# REQUIRED TASK:
Tally up the lines below that include the word "gonna". Answer with the number alone.
══ GIVEN RECORDS
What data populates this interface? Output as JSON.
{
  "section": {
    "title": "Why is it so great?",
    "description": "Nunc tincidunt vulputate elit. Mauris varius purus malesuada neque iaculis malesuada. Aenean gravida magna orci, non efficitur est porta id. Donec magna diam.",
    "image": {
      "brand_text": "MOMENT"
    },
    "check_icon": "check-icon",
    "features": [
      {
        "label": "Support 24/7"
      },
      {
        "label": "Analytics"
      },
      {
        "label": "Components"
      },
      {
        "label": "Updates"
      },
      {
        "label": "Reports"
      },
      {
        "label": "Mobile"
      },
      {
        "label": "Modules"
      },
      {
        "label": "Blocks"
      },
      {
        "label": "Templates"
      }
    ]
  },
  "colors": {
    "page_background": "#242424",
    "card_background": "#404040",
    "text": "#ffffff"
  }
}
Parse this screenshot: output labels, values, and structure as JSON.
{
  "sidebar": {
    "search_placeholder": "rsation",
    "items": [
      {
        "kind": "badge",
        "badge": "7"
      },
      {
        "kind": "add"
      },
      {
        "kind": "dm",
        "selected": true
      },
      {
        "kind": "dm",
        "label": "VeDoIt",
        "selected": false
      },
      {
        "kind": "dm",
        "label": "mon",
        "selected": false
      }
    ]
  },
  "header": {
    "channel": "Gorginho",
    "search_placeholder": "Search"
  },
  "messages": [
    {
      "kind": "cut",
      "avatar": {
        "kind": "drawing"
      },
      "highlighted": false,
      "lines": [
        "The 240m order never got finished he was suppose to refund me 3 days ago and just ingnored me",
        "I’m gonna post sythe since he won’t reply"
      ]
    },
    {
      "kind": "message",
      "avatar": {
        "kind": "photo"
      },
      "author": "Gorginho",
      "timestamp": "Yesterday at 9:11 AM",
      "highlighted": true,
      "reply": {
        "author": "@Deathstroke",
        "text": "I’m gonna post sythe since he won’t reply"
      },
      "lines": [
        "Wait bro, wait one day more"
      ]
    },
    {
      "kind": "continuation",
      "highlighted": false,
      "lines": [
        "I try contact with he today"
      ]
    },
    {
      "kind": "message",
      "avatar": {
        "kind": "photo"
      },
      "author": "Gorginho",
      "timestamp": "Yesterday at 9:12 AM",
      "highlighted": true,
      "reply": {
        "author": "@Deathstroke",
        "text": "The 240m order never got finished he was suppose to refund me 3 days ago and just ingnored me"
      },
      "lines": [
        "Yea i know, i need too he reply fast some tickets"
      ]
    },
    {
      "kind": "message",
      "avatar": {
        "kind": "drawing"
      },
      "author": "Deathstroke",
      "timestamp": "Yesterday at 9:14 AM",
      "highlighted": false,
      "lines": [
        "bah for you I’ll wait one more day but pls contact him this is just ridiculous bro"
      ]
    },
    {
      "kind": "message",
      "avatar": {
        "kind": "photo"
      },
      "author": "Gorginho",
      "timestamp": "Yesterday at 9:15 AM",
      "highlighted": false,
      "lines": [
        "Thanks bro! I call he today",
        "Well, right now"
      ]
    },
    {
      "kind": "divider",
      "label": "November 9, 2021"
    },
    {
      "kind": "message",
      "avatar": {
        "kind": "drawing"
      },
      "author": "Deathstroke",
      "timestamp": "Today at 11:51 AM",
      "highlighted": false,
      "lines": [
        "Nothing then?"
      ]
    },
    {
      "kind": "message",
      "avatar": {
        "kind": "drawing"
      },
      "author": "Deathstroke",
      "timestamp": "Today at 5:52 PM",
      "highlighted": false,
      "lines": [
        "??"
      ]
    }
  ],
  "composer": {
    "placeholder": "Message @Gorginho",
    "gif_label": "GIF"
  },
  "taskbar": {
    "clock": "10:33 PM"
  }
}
════
# SOLUTION FOR THIS PROBLEM:
2